Stored data entries
++++++++

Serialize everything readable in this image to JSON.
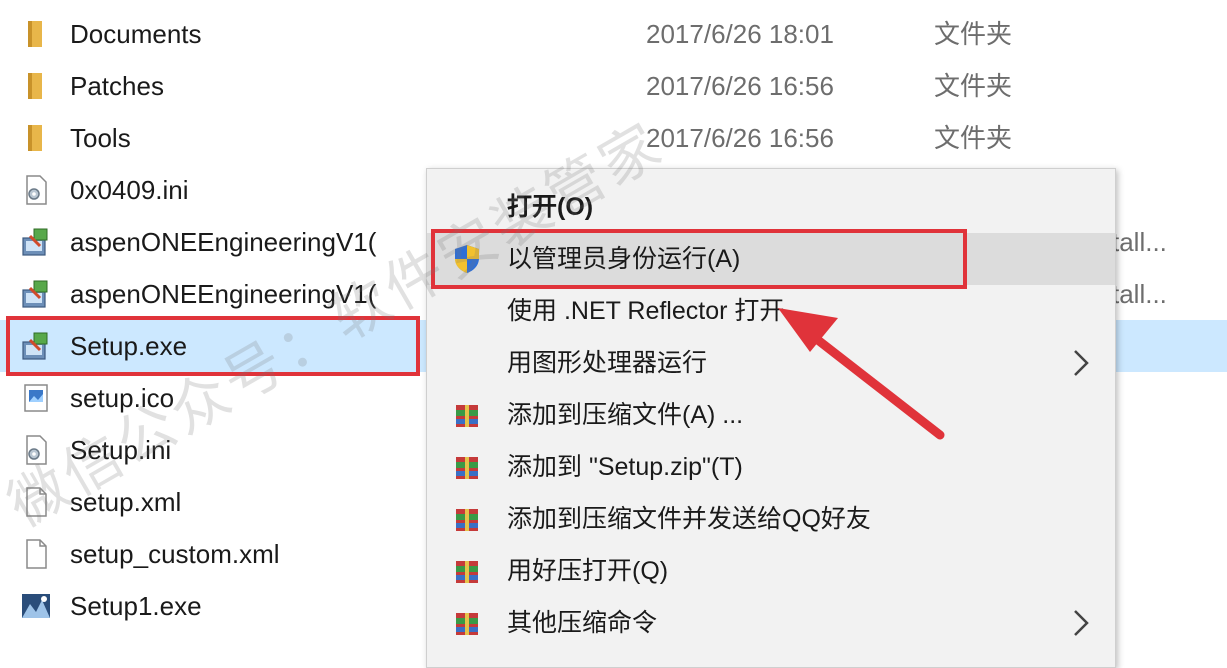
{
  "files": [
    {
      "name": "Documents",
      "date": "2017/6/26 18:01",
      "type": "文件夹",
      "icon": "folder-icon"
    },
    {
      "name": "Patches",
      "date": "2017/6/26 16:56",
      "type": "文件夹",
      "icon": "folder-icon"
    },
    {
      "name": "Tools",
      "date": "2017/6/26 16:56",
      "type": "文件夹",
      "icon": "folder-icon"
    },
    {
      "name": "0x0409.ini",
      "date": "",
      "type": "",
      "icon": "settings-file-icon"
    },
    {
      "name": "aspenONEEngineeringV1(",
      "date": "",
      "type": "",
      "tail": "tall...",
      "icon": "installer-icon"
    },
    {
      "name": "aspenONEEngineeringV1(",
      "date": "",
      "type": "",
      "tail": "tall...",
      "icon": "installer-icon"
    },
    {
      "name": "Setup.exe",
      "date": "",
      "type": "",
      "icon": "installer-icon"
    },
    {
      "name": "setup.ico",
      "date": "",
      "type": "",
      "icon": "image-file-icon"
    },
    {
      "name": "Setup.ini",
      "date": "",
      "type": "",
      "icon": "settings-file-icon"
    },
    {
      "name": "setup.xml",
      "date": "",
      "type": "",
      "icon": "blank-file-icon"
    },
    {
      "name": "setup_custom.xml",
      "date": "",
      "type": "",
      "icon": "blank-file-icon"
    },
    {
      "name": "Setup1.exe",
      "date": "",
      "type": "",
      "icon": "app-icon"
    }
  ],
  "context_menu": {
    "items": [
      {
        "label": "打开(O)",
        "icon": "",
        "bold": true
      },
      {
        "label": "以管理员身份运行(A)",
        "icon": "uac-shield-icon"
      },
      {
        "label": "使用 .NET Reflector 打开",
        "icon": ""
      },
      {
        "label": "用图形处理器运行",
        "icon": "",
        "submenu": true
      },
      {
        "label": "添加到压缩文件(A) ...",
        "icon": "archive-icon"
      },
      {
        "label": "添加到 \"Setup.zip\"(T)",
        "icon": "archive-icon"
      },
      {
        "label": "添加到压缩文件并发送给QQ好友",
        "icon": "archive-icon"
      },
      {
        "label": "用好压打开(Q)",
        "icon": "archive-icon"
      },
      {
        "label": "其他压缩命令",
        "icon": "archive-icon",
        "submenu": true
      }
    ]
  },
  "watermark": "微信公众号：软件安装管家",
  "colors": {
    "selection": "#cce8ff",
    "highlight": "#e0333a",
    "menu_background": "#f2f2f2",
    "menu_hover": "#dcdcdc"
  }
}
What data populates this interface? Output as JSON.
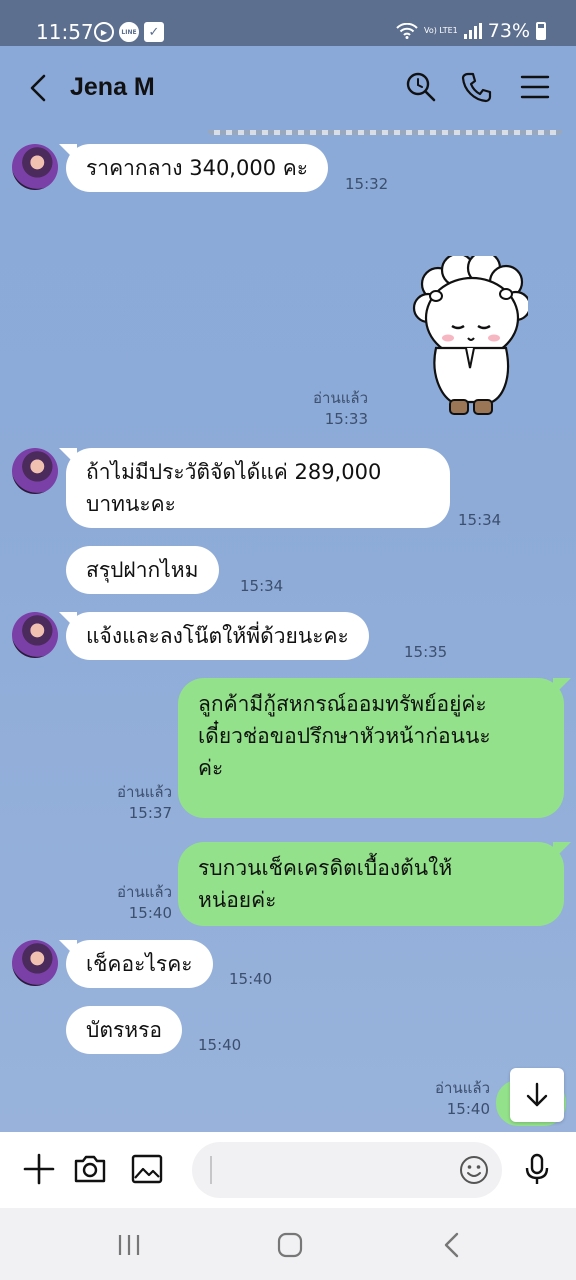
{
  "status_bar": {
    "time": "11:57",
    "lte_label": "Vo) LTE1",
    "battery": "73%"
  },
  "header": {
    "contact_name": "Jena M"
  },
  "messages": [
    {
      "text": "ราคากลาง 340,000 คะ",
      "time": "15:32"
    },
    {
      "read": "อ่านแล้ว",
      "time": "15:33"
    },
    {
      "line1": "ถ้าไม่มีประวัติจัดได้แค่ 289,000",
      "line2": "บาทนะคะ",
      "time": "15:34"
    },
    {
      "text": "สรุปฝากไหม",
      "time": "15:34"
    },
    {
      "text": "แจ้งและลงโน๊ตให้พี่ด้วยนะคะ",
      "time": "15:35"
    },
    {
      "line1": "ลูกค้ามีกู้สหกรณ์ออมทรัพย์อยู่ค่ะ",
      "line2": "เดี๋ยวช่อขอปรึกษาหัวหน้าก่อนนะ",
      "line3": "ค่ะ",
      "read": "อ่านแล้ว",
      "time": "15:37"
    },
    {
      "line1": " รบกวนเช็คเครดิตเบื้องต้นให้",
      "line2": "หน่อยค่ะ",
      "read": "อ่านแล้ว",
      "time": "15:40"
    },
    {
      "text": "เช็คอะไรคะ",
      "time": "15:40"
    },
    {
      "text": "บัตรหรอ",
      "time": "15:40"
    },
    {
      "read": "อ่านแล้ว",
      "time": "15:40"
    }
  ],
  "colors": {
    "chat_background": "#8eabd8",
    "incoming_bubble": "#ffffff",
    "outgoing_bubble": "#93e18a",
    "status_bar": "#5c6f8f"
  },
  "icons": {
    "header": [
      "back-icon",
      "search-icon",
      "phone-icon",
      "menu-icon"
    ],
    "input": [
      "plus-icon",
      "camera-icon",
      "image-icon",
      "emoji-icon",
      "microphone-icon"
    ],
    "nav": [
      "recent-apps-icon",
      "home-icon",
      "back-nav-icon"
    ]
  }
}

++++++++

GIVEN PROBLEM:
Your task is to reproduce all of the material exactly. The pictures stay out.

RESULT OF THIS EXERCISE:
Serialize everything readable in this image to JSON.
{
  "files": [
    {
      "name": "Documents",
      "date": "2017/6/26 18:01",
      "type": "文件夹",
      "icon": "folder-icon"
    },
    {
      "name": "Patches",
      "date": "2017/6/26 16:56",
      "type": "文件夹",
      "icon": "folder-icon"
    },
    {
      "name": "Tools",
      "date": "2017/6/26 16:56",
      "type": "文件夹",
      "icon": "folder-icon"
    },
    {
      "name": "0x0409.ini",
      "date": "",
      "type": "",
      "icon": "settings-file-icon"
    },
    {
      "name": "aspenONEEngineeringV1(",
      "date": "",
      "type": "",
      "tail": "tall...",
      "icon": "installer-icon"
    },
    {
      "name": "aspenONEEngineeringV1(",
      "date": "",
      "type": "",
      "tail": "tall...",
      "icon": "installer-icon"
    },
    {
      "name": "Setup.exe",
      "date": "",
      "type": "",
      "icon": "installer-icon"
    },
    {
      "name": "setup.ico",
      "date": "",
      "type": "",
      "icon": "image-file-icon"
    },
    {
      "name": "Setup.ini",
      "date": "",
      "type": "",
      "icon": "settings-file-icon"
    },
    {
      "name": "setup.xml",
      "date": "",
      "type": "",
      "icon": "blank-file-icon"
    },
    {
      "name": "setup_custom.xml",
      "date": "",
      "type": "",
      "icon": "blank-file-icon"
    },
    {
      "name": "Setup1.exe",
      "date": "",
      "type": "",
      "icon": "app-icon"
    }
  ],
  "context_menu": {
    "items": [
      {
        "label": "打开(O)",
        "icon": "",
        "bold": true
      },
      {
        "label": "以管理员身份运行(A)",
        "icon": "uac-shield-icon"
      },
      {
        "label": "使用 .NET Reflector 打开",
        "icon": ""
      },
      {
        "label": "用图形处理器运行",
        "icon": "",
        "submenu": true
      },
      {
        "label": "添加到压缩文件(A) ...",
        "icon": "archive-icon"
      },
      {
        "label": "添加到 \"Setup.zip\"(T)",
        "icon": "archive-icon"
      },
      {
        "label": "添加到压缩文件并发送给QQ好友",
        "icon": "archive-icon"
      },
      {
        "label": "用好压打开(Q)",
        "icon": "archive-icon"
      },
      {
        "label": "其他压缩命令",
        "icon": "archive-icon",
        "submenu": true
      }
    ]
  },
  "watermark": "微信公众号：软件安装管家",
  "colors": {
    "selection": "#cce8ff",
    "highlight": "#e0333a",
    "menu_background": "#f2f2f2",
    "menu_hover": "#dcdcdc"
  }
}
What data populates this interface? Output as JSON.
{
  "status_bar": {
    "time": "11:57",
    "lte_label": "Vo) LTE1",
    "battery": "73%"
  },
  "header": {
    "contact_name": "Jena M"
  },
  "messages": [
    {
      "text": "ราคากลาง 340,000 คะ",
      "time": "15:32"
    },
    {
      "read": "อ่านแล้ว",
      "time": "15:33"
    },
    {
      "line1": "ถ้าไม่มีประวัติจัดได้แค่ 289,000",
      "line2": "บาทนะคะ",
      "time": "15:34"
    },
    {
      "text": "สรุปฝากไหม",
      "time": "15:34"
    },
    {
      "text": "แจ้งและลงโน๊ตให้พี่ด้วยนะคะ",
      "time": "15:35"
    },
    {
      "line1": "ลูกค้ามีกู้สหกรณ์ออมทรัพย์อยู่ค่ะ",
      "line2": "เดี๋ยวช่อขอปรึกษาหัวหน้าก่อนนะ",
      "line3": "ค่ะ",
      "read": "อ่านแล้ว",
      "time": "15:37"
    },
    {
      "line1": " รบกวนเช็คเครดิตเบื้องต้นให้",
      "line2": "หน่อยค่ะ",
      "read": "อ่านแล้ว",
      "time": "15:40"
    },
    {
      "text": "เช็คอะไรคะ",
      "time": "15:40"
    },
    {
      "text": "บัตรหรอ",
      "time": "15:40"
    },
    {
      "read": "อ่านแล้ว",
      "time": "15:40"
    }
  ],
  "colors": {
    "chat_background": "#8eabd8",
    "incoming_bubble": "#ffffff",
    "outgoing_bubble": "#93e18a",
    "status_bar": "#5c6f8f"
  },
  "icons": {
    "header": [
      "back-icon",
      "search-icon",
      "phone-icon",
      "menu-icon"
    ],
    "input": [
      "plus-icon",
      "camera-icon",
      "image-icon",
      "emoji-icon",
      "microphone-icon"
    ],
    "nav": [
      "recent-apps-icon",
      "home-icon",
      "back-nav-icon"
    ]
  }
}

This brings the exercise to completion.